● **TASK DESCRIPTION**
Wherever the string "Snowmelt" appears, copy the whole line.

(Chart and figure data)
(begin)
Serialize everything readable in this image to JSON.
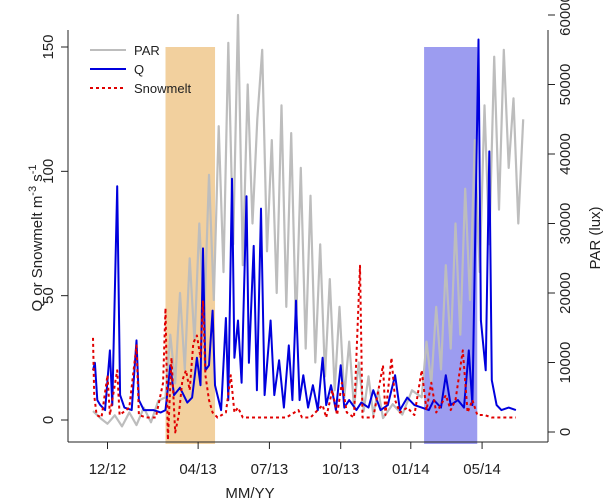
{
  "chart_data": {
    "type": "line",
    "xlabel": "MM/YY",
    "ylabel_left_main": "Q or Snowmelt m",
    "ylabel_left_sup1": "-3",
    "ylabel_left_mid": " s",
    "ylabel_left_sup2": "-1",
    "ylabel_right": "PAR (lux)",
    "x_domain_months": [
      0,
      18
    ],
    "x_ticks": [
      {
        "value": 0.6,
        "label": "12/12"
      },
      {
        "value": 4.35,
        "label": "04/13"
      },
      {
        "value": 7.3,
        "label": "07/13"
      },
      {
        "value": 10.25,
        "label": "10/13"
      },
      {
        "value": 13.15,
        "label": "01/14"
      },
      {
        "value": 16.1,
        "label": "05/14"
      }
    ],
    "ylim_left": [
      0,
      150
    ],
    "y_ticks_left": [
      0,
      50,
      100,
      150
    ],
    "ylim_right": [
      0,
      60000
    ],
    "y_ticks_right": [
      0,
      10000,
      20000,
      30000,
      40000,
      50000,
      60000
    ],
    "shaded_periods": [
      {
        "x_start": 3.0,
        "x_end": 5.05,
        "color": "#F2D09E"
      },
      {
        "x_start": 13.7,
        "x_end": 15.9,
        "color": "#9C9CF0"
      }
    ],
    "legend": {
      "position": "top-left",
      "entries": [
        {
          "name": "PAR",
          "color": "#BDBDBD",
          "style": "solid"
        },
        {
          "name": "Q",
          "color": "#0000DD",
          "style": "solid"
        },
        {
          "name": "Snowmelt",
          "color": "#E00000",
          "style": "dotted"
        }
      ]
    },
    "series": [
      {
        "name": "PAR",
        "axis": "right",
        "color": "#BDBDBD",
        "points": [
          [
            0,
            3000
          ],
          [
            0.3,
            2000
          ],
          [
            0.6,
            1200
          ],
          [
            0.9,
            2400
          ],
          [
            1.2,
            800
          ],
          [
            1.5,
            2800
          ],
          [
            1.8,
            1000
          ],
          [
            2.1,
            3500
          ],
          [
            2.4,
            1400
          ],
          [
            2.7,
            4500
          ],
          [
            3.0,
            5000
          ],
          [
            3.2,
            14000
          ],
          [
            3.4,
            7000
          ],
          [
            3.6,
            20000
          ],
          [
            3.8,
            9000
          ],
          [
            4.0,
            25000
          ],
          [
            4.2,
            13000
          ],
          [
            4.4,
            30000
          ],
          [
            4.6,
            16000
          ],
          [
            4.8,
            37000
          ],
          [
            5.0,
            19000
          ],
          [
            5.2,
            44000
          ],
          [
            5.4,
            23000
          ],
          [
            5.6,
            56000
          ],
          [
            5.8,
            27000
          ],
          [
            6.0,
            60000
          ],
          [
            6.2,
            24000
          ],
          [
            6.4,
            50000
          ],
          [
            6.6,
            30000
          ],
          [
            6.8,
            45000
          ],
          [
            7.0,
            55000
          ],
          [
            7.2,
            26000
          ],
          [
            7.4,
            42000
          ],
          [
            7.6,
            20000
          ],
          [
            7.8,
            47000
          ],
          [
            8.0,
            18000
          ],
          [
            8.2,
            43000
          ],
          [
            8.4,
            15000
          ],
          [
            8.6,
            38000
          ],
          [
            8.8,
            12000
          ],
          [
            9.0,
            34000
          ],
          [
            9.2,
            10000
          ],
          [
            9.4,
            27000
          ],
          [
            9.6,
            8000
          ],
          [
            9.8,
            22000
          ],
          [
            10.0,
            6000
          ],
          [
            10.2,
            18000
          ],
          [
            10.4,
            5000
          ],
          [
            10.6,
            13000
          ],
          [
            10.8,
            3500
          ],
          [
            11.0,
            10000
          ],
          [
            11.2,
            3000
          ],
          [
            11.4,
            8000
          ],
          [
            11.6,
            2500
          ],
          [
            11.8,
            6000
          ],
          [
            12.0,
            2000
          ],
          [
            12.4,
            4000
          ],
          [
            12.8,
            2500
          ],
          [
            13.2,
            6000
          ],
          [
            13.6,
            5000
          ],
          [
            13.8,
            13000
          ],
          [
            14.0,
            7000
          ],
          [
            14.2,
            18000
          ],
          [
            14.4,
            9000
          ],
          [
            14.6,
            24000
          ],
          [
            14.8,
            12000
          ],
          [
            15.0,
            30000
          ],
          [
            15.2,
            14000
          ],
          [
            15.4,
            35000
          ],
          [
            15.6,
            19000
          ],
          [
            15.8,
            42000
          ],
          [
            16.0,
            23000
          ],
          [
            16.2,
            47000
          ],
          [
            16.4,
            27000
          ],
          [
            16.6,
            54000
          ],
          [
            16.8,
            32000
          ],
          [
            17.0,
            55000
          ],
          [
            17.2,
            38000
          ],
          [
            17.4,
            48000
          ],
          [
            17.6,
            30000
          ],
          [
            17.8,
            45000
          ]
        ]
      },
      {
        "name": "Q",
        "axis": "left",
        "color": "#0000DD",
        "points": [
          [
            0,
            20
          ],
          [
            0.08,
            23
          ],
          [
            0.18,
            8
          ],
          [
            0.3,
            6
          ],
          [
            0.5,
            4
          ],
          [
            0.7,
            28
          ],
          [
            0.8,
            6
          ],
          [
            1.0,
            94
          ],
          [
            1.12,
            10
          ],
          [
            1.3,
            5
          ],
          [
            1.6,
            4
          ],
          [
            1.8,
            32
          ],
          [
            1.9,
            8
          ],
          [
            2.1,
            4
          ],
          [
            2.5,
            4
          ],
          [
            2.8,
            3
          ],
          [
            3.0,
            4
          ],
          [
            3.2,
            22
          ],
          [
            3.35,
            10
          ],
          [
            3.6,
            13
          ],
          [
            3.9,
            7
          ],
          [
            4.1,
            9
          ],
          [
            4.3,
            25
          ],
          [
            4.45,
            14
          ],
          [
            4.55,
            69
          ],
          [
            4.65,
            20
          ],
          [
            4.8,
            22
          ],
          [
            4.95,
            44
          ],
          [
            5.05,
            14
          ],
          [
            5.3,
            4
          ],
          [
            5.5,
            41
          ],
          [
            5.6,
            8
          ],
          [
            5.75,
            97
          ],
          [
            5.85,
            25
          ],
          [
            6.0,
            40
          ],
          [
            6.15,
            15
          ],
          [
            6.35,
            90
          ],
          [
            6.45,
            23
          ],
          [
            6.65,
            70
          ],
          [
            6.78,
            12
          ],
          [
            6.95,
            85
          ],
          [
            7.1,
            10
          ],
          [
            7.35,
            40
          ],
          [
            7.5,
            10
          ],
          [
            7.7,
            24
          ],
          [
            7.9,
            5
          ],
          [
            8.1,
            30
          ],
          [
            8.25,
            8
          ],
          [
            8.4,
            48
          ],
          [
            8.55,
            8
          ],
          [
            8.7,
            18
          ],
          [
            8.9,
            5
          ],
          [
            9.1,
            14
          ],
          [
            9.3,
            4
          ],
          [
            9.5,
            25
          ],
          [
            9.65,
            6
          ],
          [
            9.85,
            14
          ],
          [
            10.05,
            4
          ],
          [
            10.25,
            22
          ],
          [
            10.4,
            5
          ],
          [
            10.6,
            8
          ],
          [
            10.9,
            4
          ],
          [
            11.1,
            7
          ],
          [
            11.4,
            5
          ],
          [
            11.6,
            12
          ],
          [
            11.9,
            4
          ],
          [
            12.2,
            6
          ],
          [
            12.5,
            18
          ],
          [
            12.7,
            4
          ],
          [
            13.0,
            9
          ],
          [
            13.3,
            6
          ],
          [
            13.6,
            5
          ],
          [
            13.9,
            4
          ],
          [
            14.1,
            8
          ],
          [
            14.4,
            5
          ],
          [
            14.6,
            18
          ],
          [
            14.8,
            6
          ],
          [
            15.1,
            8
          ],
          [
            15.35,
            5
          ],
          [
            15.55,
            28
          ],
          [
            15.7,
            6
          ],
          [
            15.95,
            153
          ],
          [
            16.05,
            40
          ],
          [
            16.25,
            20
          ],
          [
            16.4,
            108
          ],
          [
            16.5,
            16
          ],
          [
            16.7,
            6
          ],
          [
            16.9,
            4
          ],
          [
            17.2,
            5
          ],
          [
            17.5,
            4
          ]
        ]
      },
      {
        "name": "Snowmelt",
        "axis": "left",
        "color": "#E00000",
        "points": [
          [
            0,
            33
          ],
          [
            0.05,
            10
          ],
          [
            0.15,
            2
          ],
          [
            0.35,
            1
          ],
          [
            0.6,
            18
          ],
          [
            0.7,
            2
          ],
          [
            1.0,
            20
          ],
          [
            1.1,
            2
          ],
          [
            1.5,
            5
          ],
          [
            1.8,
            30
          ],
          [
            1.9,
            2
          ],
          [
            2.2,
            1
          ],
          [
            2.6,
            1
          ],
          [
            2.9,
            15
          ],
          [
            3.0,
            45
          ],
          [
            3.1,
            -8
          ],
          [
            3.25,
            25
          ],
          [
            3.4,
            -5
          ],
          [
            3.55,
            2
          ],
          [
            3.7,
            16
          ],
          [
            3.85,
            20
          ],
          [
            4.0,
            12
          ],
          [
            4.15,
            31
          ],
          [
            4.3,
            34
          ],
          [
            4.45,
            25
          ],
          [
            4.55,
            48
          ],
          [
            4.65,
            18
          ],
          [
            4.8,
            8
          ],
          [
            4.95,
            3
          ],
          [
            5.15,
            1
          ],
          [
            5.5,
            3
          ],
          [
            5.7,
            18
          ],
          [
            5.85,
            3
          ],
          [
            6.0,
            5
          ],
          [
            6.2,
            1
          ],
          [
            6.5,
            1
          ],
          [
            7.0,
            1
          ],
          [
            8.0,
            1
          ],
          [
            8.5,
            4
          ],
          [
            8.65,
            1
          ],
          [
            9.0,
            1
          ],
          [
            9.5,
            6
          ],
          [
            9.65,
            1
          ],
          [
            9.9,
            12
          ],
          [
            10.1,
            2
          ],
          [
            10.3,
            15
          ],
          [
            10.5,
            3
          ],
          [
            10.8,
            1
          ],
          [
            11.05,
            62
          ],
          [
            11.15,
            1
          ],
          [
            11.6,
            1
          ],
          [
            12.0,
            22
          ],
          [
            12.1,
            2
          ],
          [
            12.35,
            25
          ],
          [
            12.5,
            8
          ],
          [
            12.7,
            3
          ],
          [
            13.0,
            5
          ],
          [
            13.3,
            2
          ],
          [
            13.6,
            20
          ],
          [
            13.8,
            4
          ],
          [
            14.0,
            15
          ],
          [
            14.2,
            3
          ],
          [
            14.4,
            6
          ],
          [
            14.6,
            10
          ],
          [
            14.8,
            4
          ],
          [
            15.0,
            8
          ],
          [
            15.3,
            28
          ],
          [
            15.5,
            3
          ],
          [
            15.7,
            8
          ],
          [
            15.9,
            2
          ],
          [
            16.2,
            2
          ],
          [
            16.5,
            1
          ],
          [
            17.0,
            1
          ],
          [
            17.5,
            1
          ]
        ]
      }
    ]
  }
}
(end)
(begin)
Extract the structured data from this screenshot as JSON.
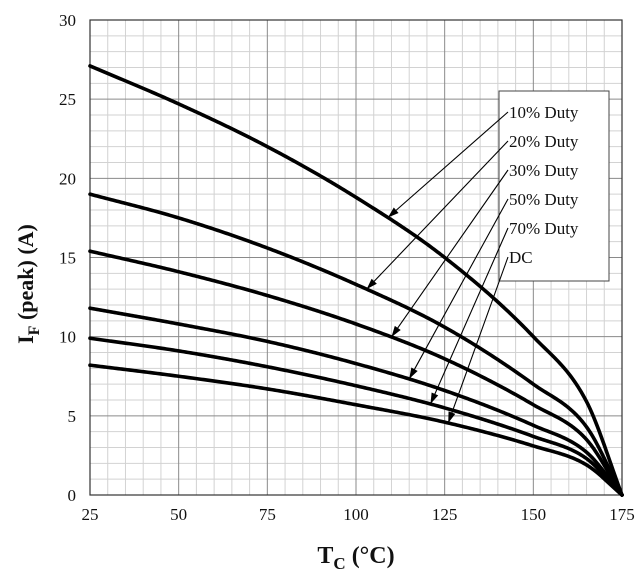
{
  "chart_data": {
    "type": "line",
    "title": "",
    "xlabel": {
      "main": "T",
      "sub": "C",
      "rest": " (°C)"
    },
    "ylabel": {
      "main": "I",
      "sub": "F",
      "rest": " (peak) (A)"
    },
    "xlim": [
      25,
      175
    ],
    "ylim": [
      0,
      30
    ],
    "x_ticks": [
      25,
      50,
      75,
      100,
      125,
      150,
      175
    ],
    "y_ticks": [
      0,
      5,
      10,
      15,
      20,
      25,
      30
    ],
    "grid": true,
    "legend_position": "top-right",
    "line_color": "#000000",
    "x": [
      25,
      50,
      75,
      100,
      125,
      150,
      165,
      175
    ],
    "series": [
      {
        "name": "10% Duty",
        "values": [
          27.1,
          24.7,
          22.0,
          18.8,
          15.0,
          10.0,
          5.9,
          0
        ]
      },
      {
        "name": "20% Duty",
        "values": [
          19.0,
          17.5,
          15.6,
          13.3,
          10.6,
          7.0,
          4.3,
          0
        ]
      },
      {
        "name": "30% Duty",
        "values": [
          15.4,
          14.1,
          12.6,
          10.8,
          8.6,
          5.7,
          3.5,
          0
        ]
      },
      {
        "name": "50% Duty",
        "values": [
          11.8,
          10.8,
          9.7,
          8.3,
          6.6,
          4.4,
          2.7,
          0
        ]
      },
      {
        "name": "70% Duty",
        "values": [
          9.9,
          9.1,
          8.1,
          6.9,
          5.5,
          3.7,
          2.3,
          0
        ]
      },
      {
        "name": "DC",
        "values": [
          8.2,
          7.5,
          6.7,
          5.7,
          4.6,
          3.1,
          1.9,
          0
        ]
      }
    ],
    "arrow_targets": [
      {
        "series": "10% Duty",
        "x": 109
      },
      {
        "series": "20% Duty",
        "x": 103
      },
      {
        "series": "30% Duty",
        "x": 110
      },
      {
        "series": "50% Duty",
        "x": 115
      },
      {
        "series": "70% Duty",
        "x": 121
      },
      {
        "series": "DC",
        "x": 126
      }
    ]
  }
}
(end)
● **FINAL ANSWER**
    "ylabel_left_main": "Q or Snowmelt m",
          "name": "Snowmelt",
        "name": "Snowmelt",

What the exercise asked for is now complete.